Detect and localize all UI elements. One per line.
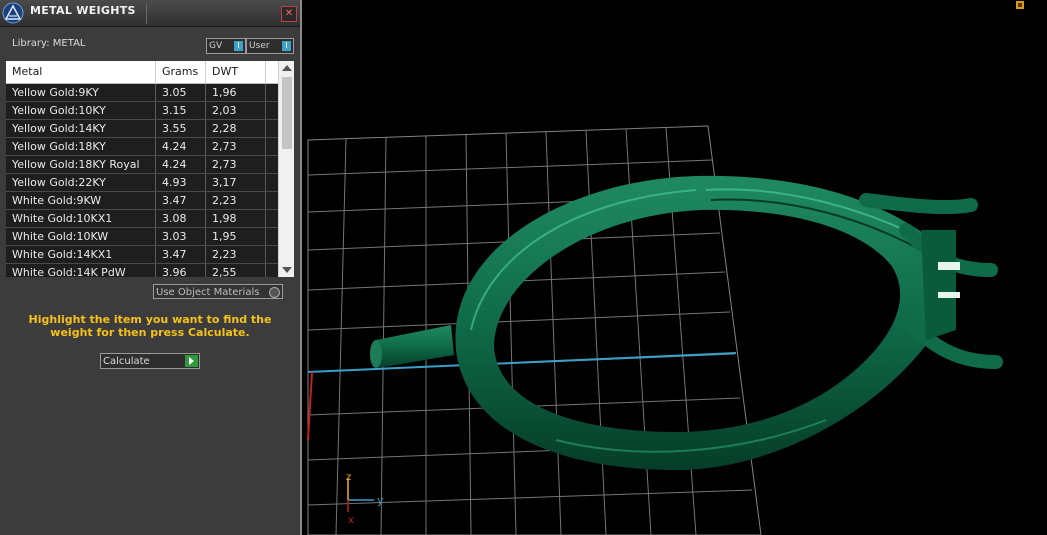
cell-metal: White Gold:14K PdW [6,264,156,277]
cell-blank [266,174,278,191]
panel-title: METAL WEIGHTS [30,4,136,17]
cell-blank [266,120,278,137]
gv-toggle[interactable]: GV I [206,38,246,54]
cell-metal: Yellow Gold:14KY [6,120,156,137]
cell-dwt: 2,73 [206,156,266,173]
table-row[interactable]: White Gold:10KX1 3.08 1,98 [6,210,278,228]
metal-table: Metal Grams DWT Yellow Gold:9KY 3.05 1,96 … [6,61,294,277]
gv-toggle-knob: I [234,41,243,51]
cell-blank [266,192,278,209]
axis-y-label: y [377,494,384,507]
cell-grams: 3.08 [156,210,206,227]
ring-model [370,175,1003,471]
3d-viewport[interactable]: z y x [306,0,1047,535]
cell-dwt: 2,03 [206,102,266,119]
cell-metal: White Gold:10KW [6,228,156,245]
app-logo-icon [2,2,24,24]
cell-metal: Yellow Gold:18KY [6,138,156,155]
table-row[interactable]: Yellow Gold:9KY 3.05 1,96 [6,84,278,102]
gv-label: GV [209,41,223,51]
cell-dwt: 2,55 [206,264,266,277]
cell-dwt: 1,96 [206,84,266,101]
header-dwt[interactable]: DWT [206,61,266,83]
cell-metal: White Gold:14KX1 [6,246,156,263]
calculate-label: Calculate [103,356,150,367]
table-row[interactable]: Yellow Gold:18KY 4.24 2,73 [6,138,278,156]
scroll-thumb[interactable] [282,77,292,149]
use-object-materials-toggle[interactable]: Use Object Materials [153,284,283,299]
axis-gizmo [347,478,374,512]
viewport-canvas: z y x [307,125,1003,535]
cell-blank [266,228,278,245]
table-scrollbar[interactable] [278,61,294,277]
z-axis-line [307,371,313,441]
cell-grams: 4.24 [156,156,206,173]
cell-grams: 3.47 [156,246,206,263]
cell-dwt: 2,23 [206,246,266,263]
cell-blank [266,156,278,173]
cell-dwt: 3,17 [206,174,266,191]
cell-metal: White Gold:10KX1 [6,210,156,227]
table-row[interactable]: Yellow Gold:14KY 3.55 2,28 [6,120,278,138]
user-toggle[interactable]: User I [246,38,294,54]
cell-blank [266,210,278,227]
scroll-up-arrow-icon[interactable] [282,65,292,71]
cell-blank [266,102,278,119]
cell-dwt: 1,95 [206,228,266,245]
header-metal[interactable]: Metal [6,61,156,83]
radio-dot-icon [269,287,280,298]
play-arrow-icon [185,355,198,367]
panel-titlebar[interactable]: METAL WEIGHTS ✕ [0,0,300,27]
cell-blank [266,138,278,155]
cell-grams: 4.93 [156,174,206,191]
title-divider [146,4,147,24]
table-row[interactable]: White Gold:14K PdW 3.96 2,55 [6,264,278,277]
cell-grams: 3.96 [156,264,206,277]
table-row[interactable]: Yellow Gold:18KY Royal 4.24 2,73 [6,156,278,174]
library-label: Library: METAL [12,38,86,49]
user-toggle-knob: I [282,41,291,51]
cell-grams: 3.03 [156,228,206,245]
cell-metal: White Gold:9KW [6,192,156,209]
axis-x-label: x [348,515,354,526]
cell-dwt: 1,98 [206,210,266,227]
cell-metal: Yellow Gold:18KY Royal [6,156,156,173]
cell-blank [266,264,278,277]
table-body: Yellow Gold:9KY 3.05 1,96 Yellow Gold:10KY… [6,84,278,277]
cell-grams: 3.55 [156,120,206,137]
table-row[interactable]: Yellow Gold:22KY 4.93 3,17 [6,174,278,192]
cell-blank [266,246,278,263]
cell-grams: 3.47 [156,192,206,209]
calculate-button[interactable]: Calculate [100,353,200,369]
table-row[interactable]: White Gold:9KW 3.47 2,23 [6,192,278,210]
viewport-corner-icon[interactable] [1015,0,1025,10]
cell-grams: 3.15 [156,102,206,119]
table-row[interactable]: White Gold:10KW 3.03 1,95 [6,228,278,246]
cell-dwt: 2,28 [206,120,266,137]
table-row[interactable]: White Gold:14KX1 3.47 2,23 [6,246,278,264]
close-button[interactable]: ✕ [281,6,297,22]
header-grams[interactable]: Grams [156,61,206,83]
cell-dwt: 2,73 [206,138,266,155]
cell-metal: Yellow Gold:22KY [6,174,156,191]
cell-grams: 3.05 [156,84,206,101]
user-label: User [249,41,270,51]
scroll-down-arrow-icon[interactable] [282,267,292,273]
table-header: Metal Grams DWT [6,61,278,84]
cell-blank [266,84,278,101]
use-object-materials-label: Use Object Materials [156,287,260,298]
cell-metal: Yellow Gold:9KY [6,84,156,101]
cell-dwt: 2,23 [206,192,266,209]
cell-metal: Yellow Gold:10KY [6,102,156,119]
axis-z-label: z [346,472,351,483]
table-row[interactable]: Yellow Gold:10KY 3.15 2,03 [6,102,278,120]
cell-grams: 4.24 [156,138,206,155]
metal-weights-panel: METAL WEIGHTS ✕ Library: METAL GV I User… [0,0,302,535]
instruction-text: Highlight the item you want to find the … [28,313,272,339]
——————————
> **Your instructions**: Copy the rows from the line with "cell-metal: White Gold:14K PdW" to the line with "gv-toggle-knob: I [234,41,243,51]", swapping "cell-blank" for "cell-empty" and leaving everything else unchanged.

> **Written solution**:
cell-metal: White Gold:14K PdW [6,264,156,277]
cell-empty [266,174,278,191]
panel-title: METAL WEIGHTS [30,4,136,17]
cell-empty [266,120,278,137]
gv-toggle[interactable]: GV I [206,38,246,54]
cell-metal: Yellow Gold:14KY [6,120,156,137]
cell-dwt: 2,73 [206,156,266,173]
table-row[interactable]: White Gold:10KX1 3.08 1,98 [6,210,278,228]
metal-table: Metal Grams DWT Yellow Gold:9KY 3.05 1,96 … [6,61,294,277]
gv-toggle-knob: I [234,41,243,51]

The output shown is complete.